● **Task details**: In the entries that follow, how many lines contain the word "crispy"? Answer with the number only.

Items listed in a dataset
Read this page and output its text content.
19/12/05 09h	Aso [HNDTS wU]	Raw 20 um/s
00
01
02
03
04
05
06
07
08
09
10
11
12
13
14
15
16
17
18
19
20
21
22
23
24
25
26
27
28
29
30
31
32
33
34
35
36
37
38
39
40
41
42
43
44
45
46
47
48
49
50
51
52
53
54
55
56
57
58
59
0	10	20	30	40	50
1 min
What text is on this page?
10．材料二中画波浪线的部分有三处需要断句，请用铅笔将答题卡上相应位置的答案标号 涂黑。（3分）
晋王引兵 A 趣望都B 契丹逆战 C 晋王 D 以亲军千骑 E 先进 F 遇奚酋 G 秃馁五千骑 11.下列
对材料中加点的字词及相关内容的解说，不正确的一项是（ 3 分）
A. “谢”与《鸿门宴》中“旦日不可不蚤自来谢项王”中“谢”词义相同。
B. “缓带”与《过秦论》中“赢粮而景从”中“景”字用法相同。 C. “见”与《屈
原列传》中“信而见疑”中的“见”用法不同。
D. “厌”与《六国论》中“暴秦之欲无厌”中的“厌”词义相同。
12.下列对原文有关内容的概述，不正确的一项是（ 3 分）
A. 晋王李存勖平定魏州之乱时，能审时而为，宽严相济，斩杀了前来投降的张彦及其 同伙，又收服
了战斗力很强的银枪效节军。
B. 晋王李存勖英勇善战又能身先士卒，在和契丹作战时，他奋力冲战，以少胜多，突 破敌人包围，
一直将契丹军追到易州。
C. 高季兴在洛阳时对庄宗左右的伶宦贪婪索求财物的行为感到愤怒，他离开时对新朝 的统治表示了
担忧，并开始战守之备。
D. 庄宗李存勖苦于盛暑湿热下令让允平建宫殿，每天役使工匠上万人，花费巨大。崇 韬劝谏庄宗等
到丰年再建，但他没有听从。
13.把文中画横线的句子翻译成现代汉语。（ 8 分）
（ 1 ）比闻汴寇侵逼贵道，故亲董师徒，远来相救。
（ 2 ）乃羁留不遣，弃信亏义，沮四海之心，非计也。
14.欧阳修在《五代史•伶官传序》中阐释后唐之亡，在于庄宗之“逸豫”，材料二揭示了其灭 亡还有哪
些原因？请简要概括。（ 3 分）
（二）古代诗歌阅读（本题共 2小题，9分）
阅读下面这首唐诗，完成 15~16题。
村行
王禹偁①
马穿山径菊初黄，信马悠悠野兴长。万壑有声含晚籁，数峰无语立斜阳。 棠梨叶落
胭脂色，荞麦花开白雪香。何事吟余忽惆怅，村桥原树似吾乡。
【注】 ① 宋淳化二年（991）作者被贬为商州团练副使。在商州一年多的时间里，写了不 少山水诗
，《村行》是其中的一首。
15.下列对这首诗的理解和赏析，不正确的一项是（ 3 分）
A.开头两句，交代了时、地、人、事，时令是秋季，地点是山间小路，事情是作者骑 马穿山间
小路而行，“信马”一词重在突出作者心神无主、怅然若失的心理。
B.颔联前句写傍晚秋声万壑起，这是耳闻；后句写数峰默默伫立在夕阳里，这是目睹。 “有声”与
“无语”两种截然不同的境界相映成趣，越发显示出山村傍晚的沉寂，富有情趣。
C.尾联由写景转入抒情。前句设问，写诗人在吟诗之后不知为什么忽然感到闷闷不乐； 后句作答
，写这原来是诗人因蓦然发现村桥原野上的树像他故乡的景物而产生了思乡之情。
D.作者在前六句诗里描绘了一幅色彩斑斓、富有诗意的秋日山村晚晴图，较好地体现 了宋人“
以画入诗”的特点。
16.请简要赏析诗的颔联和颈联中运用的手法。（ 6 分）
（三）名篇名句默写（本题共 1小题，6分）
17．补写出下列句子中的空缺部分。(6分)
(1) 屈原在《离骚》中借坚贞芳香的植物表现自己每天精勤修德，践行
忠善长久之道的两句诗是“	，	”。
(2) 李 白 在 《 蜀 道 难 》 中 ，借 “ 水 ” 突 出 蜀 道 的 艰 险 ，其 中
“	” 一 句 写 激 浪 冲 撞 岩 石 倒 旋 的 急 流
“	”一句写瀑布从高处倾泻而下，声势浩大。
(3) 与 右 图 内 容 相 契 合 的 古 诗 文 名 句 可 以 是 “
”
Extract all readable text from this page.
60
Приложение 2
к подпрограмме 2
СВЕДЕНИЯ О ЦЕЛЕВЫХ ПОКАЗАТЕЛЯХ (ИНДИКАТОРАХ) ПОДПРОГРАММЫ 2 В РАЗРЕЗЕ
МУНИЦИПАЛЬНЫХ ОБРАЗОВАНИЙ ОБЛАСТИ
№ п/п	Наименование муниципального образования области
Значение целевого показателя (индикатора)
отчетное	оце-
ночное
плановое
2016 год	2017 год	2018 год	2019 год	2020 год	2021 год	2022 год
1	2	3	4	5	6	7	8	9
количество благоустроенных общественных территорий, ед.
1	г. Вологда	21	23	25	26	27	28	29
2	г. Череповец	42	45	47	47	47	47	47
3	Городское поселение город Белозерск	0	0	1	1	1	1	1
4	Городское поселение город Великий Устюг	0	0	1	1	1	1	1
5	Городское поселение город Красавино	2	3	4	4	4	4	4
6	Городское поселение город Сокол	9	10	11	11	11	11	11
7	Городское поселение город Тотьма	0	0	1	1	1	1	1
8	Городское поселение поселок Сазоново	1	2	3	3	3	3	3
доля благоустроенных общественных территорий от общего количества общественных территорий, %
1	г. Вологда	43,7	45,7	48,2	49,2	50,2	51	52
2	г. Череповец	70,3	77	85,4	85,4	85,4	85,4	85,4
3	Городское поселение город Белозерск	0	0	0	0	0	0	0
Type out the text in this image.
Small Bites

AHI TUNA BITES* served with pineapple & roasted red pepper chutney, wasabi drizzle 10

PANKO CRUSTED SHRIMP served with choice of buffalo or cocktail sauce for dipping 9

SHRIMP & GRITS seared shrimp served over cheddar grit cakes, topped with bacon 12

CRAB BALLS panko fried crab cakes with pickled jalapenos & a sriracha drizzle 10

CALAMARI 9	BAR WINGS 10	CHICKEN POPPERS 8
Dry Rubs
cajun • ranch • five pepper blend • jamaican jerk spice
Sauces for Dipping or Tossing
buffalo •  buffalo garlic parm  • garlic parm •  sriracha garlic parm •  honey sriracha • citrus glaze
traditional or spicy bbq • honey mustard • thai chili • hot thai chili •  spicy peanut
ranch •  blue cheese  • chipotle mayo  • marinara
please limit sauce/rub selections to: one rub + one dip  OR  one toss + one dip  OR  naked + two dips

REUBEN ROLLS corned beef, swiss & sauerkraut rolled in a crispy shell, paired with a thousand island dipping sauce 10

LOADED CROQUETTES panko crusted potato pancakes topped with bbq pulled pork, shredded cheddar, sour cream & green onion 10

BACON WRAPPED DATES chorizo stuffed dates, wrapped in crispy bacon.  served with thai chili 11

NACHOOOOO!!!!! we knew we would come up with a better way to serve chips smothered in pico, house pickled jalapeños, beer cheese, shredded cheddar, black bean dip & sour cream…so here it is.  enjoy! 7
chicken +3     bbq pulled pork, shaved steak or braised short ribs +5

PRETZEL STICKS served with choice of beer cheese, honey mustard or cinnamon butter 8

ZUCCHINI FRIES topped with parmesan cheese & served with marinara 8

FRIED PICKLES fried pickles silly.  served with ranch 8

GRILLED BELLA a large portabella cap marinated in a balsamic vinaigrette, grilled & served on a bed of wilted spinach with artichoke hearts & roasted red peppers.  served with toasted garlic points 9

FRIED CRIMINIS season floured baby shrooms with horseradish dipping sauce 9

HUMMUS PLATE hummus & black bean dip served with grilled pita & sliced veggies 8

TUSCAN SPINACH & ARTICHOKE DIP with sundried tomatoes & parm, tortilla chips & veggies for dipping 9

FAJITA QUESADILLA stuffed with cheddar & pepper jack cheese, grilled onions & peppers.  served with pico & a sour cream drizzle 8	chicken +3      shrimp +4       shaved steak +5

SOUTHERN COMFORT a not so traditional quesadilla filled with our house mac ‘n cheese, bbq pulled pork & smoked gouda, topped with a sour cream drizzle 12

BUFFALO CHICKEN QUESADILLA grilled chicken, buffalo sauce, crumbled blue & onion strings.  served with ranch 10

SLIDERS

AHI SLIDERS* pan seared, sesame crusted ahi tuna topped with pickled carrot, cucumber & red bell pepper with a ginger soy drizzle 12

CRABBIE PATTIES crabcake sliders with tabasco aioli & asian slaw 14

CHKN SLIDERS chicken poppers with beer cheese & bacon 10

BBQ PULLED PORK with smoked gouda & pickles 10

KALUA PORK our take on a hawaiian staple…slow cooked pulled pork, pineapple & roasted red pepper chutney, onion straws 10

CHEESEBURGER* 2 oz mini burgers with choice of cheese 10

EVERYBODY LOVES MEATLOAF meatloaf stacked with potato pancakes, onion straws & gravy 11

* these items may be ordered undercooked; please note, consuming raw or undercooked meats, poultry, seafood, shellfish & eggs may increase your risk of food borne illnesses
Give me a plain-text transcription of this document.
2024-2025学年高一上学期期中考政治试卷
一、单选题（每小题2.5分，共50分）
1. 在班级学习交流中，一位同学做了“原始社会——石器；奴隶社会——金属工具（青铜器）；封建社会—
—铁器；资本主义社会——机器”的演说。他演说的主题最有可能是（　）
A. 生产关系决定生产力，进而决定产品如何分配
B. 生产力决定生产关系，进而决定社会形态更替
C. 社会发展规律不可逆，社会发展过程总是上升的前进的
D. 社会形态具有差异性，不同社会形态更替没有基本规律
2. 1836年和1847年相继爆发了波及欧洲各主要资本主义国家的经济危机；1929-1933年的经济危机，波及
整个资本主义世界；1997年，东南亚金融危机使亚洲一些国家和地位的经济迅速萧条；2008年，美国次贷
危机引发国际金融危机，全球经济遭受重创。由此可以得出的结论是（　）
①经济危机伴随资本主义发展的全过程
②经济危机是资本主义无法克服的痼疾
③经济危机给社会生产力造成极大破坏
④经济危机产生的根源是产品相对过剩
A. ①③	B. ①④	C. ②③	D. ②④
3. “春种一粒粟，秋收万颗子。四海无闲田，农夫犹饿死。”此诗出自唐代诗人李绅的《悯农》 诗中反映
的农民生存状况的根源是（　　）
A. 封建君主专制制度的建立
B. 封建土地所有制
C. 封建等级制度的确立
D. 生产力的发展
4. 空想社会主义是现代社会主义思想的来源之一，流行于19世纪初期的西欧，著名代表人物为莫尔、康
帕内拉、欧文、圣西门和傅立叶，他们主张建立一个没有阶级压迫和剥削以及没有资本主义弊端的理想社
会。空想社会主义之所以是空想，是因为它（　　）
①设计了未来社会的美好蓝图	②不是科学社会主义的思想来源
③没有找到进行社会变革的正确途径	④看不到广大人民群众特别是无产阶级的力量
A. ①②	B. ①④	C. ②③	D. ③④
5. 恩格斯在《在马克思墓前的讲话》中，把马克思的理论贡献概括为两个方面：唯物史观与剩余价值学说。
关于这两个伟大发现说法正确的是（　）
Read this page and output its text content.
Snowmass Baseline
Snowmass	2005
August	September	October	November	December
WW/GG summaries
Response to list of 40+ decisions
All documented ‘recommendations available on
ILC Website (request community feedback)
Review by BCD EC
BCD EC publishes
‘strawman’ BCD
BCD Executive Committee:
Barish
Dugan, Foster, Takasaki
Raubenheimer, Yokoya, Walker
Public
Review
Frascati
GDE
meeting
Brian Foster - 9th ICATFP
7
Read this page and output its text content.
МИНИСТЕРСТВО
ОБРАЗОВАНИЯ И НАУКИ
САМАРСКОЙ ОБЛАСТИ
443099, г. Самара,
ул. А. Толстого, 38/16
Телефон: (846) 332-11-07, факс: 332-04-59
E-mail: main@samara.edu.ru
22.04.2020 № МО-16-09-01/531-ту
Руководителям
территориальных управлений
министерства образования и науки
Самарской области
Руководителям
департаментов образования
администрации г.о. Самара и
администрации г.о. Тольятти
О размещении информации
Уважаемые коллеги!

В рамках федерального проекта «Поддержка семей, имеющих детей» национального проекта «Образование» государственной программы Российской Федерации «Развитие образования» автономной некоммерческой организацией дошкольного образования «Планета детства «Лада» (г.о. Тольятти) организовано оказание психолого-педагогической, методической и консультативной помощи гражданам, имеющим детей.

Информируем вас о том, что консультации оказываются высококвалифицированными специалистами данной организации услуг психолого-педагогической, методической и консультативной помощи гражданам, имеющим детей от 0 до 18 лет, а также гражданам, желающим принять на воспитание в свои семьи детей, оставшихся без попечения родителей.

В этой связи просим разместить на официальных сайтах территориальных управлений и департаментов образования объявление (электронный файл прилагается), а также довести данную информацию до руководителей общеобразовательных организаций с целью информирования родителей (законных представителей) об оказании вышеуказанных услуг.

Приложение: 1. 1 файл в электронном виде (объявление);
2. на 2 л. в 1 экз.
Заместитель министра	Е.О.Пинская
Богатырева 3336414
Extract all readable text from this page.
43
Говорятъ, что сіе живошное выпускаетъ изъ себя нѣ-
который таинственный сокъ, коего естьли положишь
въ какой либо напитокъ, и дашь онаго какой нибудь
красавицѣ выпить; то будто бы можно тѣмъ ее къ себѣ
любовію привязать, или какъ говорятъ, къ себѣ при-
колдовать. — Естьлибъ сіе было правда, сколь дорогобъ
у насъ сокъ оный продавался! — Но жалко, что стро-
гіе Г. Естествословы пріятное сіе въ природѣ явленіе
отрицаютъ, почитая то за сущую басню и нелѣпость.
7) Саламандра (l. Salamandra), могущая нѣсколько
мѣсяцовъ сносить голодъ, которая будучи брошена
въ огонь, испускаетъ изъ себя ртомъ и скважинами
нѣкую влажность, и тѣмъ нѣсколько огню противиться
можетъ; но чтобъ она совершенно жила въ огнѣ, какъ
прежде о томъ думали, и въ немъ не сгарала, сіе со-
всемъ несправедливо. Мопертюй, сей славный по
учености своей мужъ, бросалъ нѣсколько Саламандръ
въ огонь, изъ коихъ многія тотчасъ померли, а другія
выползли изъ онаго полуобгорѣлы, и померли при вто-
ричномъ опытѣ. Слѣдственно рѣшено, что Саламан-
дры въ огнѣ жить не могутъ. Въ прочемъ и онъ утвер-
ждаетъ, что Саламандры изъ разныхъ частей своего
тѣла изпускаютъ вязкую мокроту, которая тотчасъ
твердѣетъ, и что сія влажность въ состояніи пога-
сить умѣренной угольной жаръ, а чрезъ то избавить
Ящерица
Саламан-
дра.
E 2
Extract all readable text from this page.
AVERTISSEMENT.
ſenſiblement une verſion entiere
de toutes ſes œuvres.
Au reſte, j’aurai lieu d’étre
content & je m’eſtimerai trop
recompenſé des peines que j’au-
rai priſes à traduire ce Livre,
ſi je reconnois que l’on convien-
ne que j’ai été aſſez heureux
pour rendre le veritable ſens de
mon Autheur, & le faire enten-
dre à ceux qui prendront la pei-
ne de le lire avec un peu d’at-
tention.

● **Task response**: 2